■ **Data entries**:
***
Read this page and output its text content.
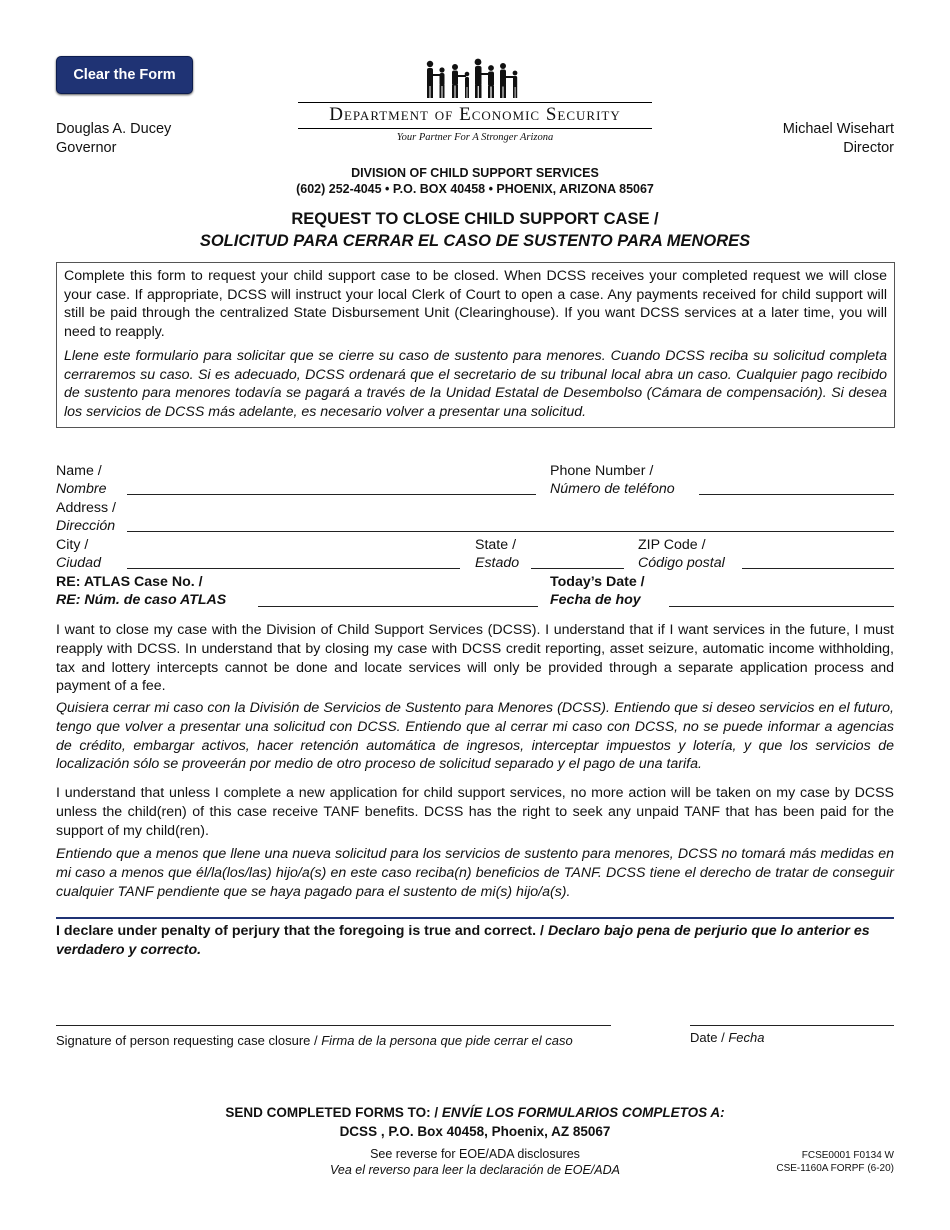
Clear the Form
Department of Economic Security
Your Partner For A Stronger Arizona
Douglas A. Ducey
Governor
Michael Wisehart
Director
DIVISION OF CHILD SUPPORT SERVICES
(602) 252-4045 • P.O. BOX 40458 • PHOENIX, ARIZONA 85067
REQUEST TO CLOSE CHILD SUPPORT CASE /
SOLICITUD PARA CERRAR EL CASO DE SUSTENTO PARA MENORES

Complete this form to request your child support case to be closed. When DCSS receives your completed request we will close your case. If appropriate, DCSS will instruct your local Clerk of Court to open a case. Any payments received for child support will still be paid through the centralized State Disbursement Unit (Clearinghouse). If you want DCSS services at a later time, you will need to reapply.

Llene este formulario para solicitar que se cierre su caso de sustento para menores. Cuando DCSS reciba su solicitud completa cerraremos su caso. Si es adecuado, DCSS ordenará que el secretario de su tribunal local abra un caso. Cualquier pago recibido de sustento para menores todavía se pagará a través de la Unidad Estatal de Desembolso (Cámara de compensación). Si desea los servicios de DCSS más adelante, es necesario volver a presentar una solicitud.

Name /
Nombre
Phone Number /
Número de teléfono
Address /
Dirección
City /
Ciudad
State /
Estado
ZIP Code /
Código postal
RE: ATLAS Case No. /
RE: Núm. de caso ATLAS
Today’s Date /
Fecha de hoy
I want to close my case with the Division of Child Support Services (DCSS). I understand that if I want services in the future, I must reapply with DCSS. In understand that by closing my case with DCSS credit reporting, asset seizure, automatic income withholding, tax and lottery intercepts cannot be done and locate services will only be provided through a separate application process and payment of a fee.
Quisiera cerrar mi caso con la División de Servicios de Sustento para Menores (DCSS). Entiendo que si deseo servicios en el futuro, tengo que volver a presentar una solicitud con DCSS. Entiendo que al cerrar mi caso con DCSS, no se puede informar a agencias de crédito, embargar activos, hacer retención automática de ingresos, interceptar impuestos y lotería, y que los servicios de localización sólo se proveerán por medio de otro proceso de solicitud separado y el pago de una tarifa.
I understand that unless I complete a new application for child support services, no more action will be taken on my case by DCSS unless the child(ren) of this case receive TANF benefits. DCSS has the right to seek any unpaid TANF that has been paid for the support of my child(ren).
Entiendo que a menos que llene una nueva solicitud para los servicios de sustento para menores, DCSS no tomará más medidas en mi caso a menos que él/la(los/las) hijo/a(s) en este caso reciba(n) beneficios de TANF. DCSS tiene el derecho de tratar de conseguir cualquier TANF pendiente que se haya pagado para el sustento de mi(s) hijo/a(s).
I declare under penalty of perjury that the foregoing is true and correct. / Declaro bajo pena de perjurio que lo anterior es verdadero y correcto.
Signature of person requesting case closure / Firma de la persona que pide cerrar el caso	Date / Fecha
SEND COMPLETED FORMS TO: / ENVÍE LOS FORMULARIOS COMPLETOS A:
DCSS , P.O. Box 40458, Phoenix, AZ 85067
See reverse for EOE/ADA disclosures
Vea el reverso para leer la declaración de EOE/ADA
FCSE0001 F0134 W
CSE-1160A FORPF (6-20)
***
■ **What this task involves**:
Set the listing down in full and exactly. Pictures within it should not appear in the copy.

■ **The answer**:
Read this page and output its text content.
Clear the Form
Department of Economic Security
Your Partner For A Stronger Arizona
Douglas A. Ducey
Governor
Michael Wisehart
Director
DIVISION OF CHILD SUPPORT SERVICES
(602) 252-4045 • P.O. BOX 40458 • PHOENIX, ARIZONA 85067
REQUEST TO CLOSE CHILD SUPPORT CASE /
SOLICITUD PARA CERRAR EL CASO DE SUSTENTO PARA MENORES

Complete this form to request your child support case to be closed. When DCSS receives your completed request we will close your case. If appropriate, DCSS will instruct your local Clerk of Court to open a case. Any payments received for child support will still be paid through the centralized State Disbursement Unit (Clearinghouse). If you want DCSS services at a later time, you will need to reapply.

Llene este formulario para solicitar que se cierre su caso de sustento para menores. Cuando DCSS reciba su solicitud completa cerraremos su caso. Si es adecuado, DCSS ordenará que el secretario de su tribunal local abra un caso. Cualquier pago recibido de sustento para menores todavía se pagará a través de la Unidad Estatal de Desembolso (Cámara de compensación). Si desea los servicios de DCSS más adelante, es necesario volver a presentar una solicitud.

Name /
Nombre
Phone Number /
Número de teléfono
Address /
Dirección
City /
Ciudad
State /
Estado
ZIP Code /
Código postal
RE: ATLAS Case No. /
RE: Núm. de caso ATLAS
Today’s Date /
Fecha de hoy
I want to close my case with the Division of Child Support Services (DCSS). I understand that if I want services in the future, I must reapply with DCSS. In understand that by closing my case with DCSS credit reporting, asset seizure, automatic income withholding, tax and lottery intercepts cannot be done and locate services will only be provided through a separate application process and payment of a fee.
Quisiera cerrar mi caso con la División de Servicios de Sustento para Menores (DCSS). Entiendo que si deseo servicios en el futuro, tengo que volver a presentar una solicitud con DCSS. Entiendo que al cerrar mi caso con DCSS, no se puede informar a agencias de crédito, embargar activos, hacer retención automática de ingresos, interceptar impuestos y lotería, y que los servicios de localización sólo se proveerán por medio de otro proceso de solicitud separado y el pago de una tarifa.
I understand that unless I complete a new application for child support services, no more action will be taken on my case by DCSS unless the child(ren) of this case receive TANF benefits. DCSS has the right to seek any unpaid TANF that has been paid for the support of my child(ren).
Entiendo que a menos que llene una nueva solicitud para los servicios de sustento para menores, DCSS no tomará más medidas en mi caso a menos que él/la(los/las) hijo/a(s) en este caso reciba(n) beneficios de TANF. DCSS tiene el derecho de tratar de conseguir cualquier TANF pendiente que se haya pagado para el sustento de mi(s) hijo/a(s).
I declare under penalty of perjury that the foregoing is true and correct. / Declaro bajo pena de perjurio que lo anterior es verdadero y correcto.
Signature of person requesting case closure / Firma de la persona que pide cerrar el caso	Date / Fecha
SEND COMPLETED FORMS TO: / ENVÍE LOS FORMULARIOS COMPLETOS A:
DCSS , P.O. Box 40458, Phoenix, AZ 85067
See reverse for EOE/ADA disclosures
Vea el reverso para leer la declaración de EOE/ADA
FCSE0001 F0134 W
CSE-1160A FORPF (6-20)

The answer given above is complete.